**Directive**
Which lines hold the word "教学研究与改革课题及成果一览表"? Show each of them.

=======

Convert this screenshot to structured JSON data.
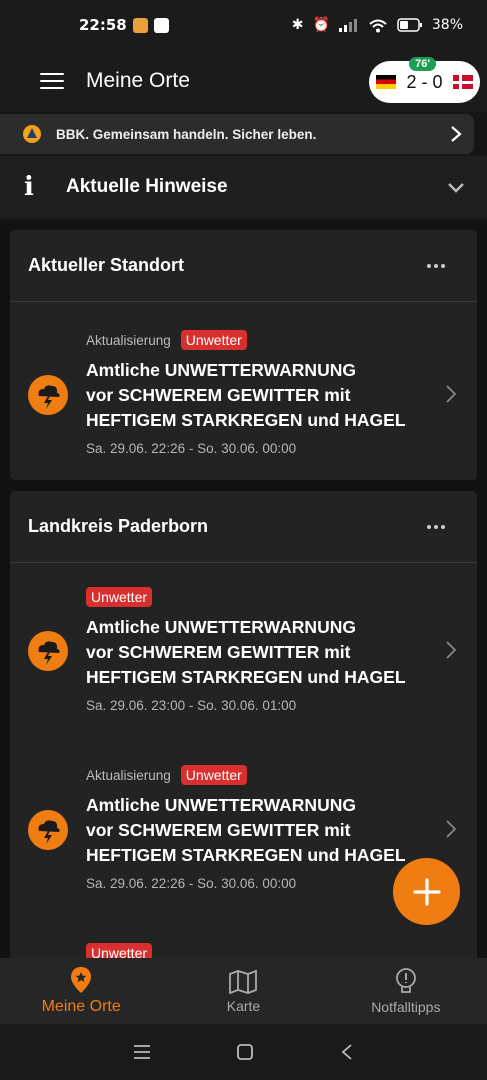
{
  "status": {
    "time": "22:58",
    "battery": "38%"
  },
  "appbar": {
    "title": "Meine Orte",
    "score": {
      "minute": "76'",
      "text": "2 - 0"
    }
  },
  "banner": {
    "text": "BBK. Gemeinsam handeln. Sicher leben."
  },
  "hints": {
    "label": "Aktuelle Hinweise"
  },
  "sections": [
    {
      "title": "Aktueller Standort",
      "warnings": [
        {
          "update_label": "Aktualisierung",
          "tag": "Unwetter",
          "title_lines": [
            "Amtliche UNWETTERWARNUNG",
            "vor SCHWEREM GEWITTER mit",
            "HEFTIGEM STARKREGEN und HAGEL"
          ],
          "time": "Sa. 29.06. 22:26 - So. 30.06. 00:00"
        }
      ]
    },
    {
      "title": "Landkreis Paderborn",
      "warnings": [
        {
          "update_label": "",
          "tag": "Unwetter",
          "title_lines": [
            "Amtliche UNWETTERWARNUNG",
            "vor SCHWEREM GEWITTER mit",
            "HEFTIGEM STARKREGEN und HAGEL"
          ],
          "time": "Sa. 29.06. 23:00 - So. 30.06. 01:00"
        },
        {
          "update_label": "Aktualisierung",
          "tag": "Unwetter",
          "title_lines": [
            "Amtliche UNWETTERWARNUNG",
            "vor SCHWEREM GEWITTER mit",
            "HEFTIGEM STARKREGEN und HAGEL"
          ],
          "time": "Sa. 29.06. 22:26 - So. 30.06. 00:00"
        },
        {
          "update_label": "",
          "tag": "Unwetter"
        }
      ]
    }
  ],
  "bottom_nav": [
    {
      "label": "Meine Orte",
      "icon": "location-pin-icon",
      "active": true
    },
    {
      "label": "Karte",
      "icon": "map-icon",
      "active": false
    },
    {
      "label": "Notfalltipps",
      "icon": "lightbulb-icon",
      "active": false
    }
  ],
  "colors": {
    "accent": "#f07d12",
    "alert_red": "#d9302f",
    "background": "#121212",
    "card": "#232323"
  }
}
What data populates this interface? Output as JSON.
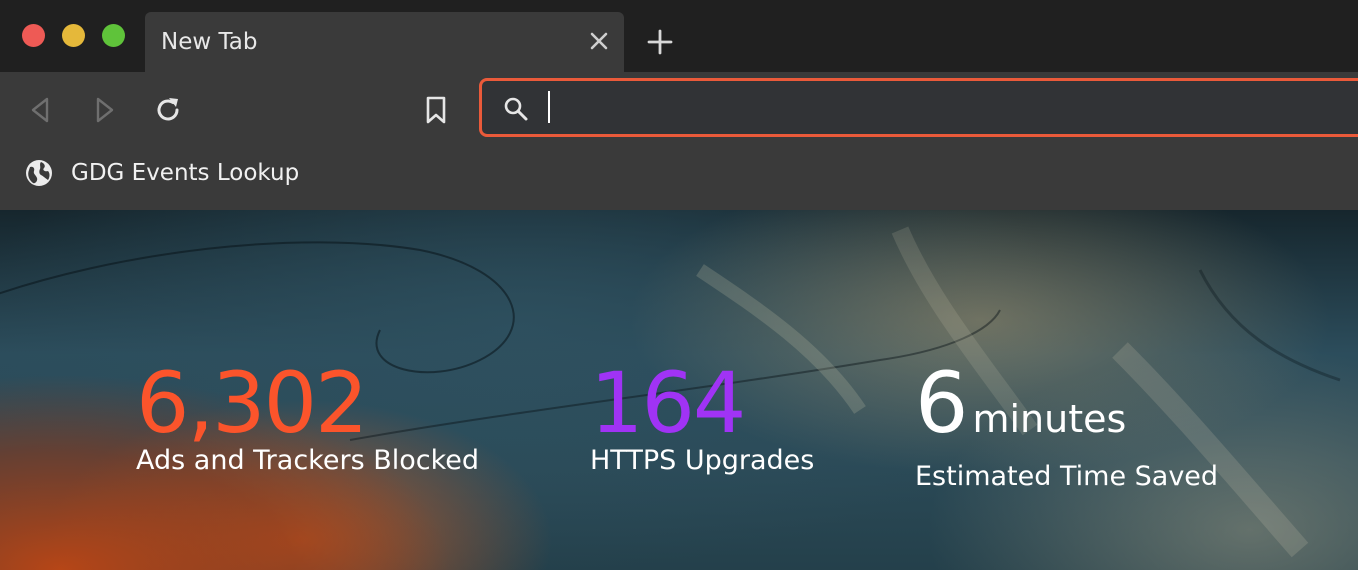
{
  "tab": {
    "title": "New Tab"
  },
  "urlbar": {
    "value": "",
    "placeholder": ""
  },
  "bookmarks": [
    {
      "label": "GDG Events Lookup"
    }
  ],
  "stats": {
    "ads_blocked": {
      "value": "6,302",
      "label": "Ads and Trackers Blocked"
    },
    "https_upgrades": {
      "value": "164",
      "label": "HTTPS Upgrades"
    },
    "time_saved": {
      "value": "6",
      "unit": "minutes",
      "label": "Estimated Time Saved"
    }
  },
  "colors": {
    "accent": "#ea5a3a",
    "ads_blocked": "#fb542b",
    "https_upgrades": "#a033f5",
    "time_saved": "#ffffff"
  },
  "icons": [
    "close-window",
    "minimize-window",
    "maximize-window",
    "close-icon",
    "plus-icon",
    "back-icon",
    "forward-icon",
    "reload-icon",
    "bookmark-icon",
    "search-icon",
    "globe-icon"
  ]
}
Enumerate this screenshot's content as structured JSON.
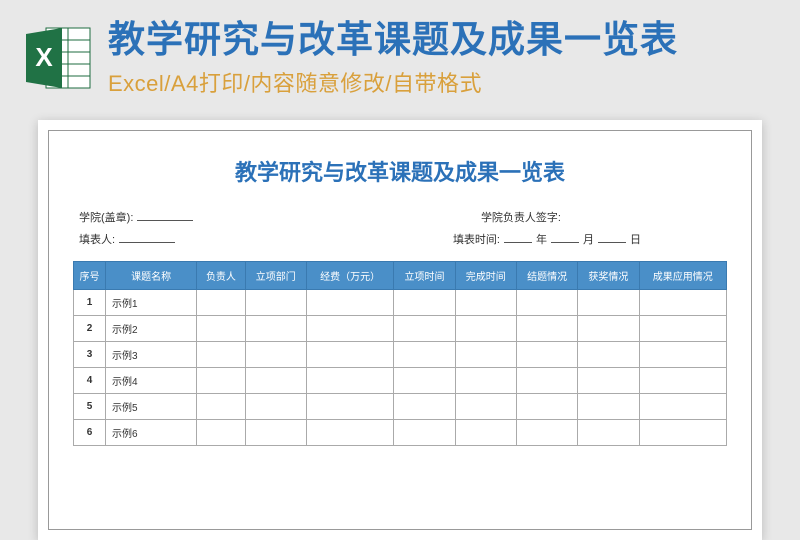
{
  "header": {
    "main_title": "教学研究与改革课题及成果一览表",
    "subtitle": "Excel/A4打印/内容随意修改/自带格式"
  },
  "document": {
    "title": "教学研究与改革课题及成果一览表",
    "meta": {
      "college_label": "学院(盖章):",
      "leader_label": "学院负责人签字:",
      "filler_label": "填表人:",
      "time_label": "填表时间:",
      "year": "年",
      "month": "月",
      "day": "日"
    },
    "table": {
      "headers": [
        "序号",
        "课题名称",
        "负责人",
        "立项部门",
        "经费（万元）",
        "立项时间",
        "完成时间",
        "结题情况",
        "获奖情况",
        "成果应用情况"
      ],
      "rows": [
        {
          "seq": "1",
          "name": "示例1"
        },
        {
          "seq": "2",
          "name": "示例2"
        },
        {
          "seq": "3",
          "name": "示例3"
        },
        {
          "seq": "4",
          "name": "示例4"
        },
        {
          "seq": "5",
          "name": "示例5"
        },
        {
          "seq": "6",
          "name": "示例6"
        }
      ]
    }
  }
}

=======

**Result for this exercise**
    "main_title": "教学研究与改革课题及成果一览表",
    "title": "教学研究与改革课题及成果一览表",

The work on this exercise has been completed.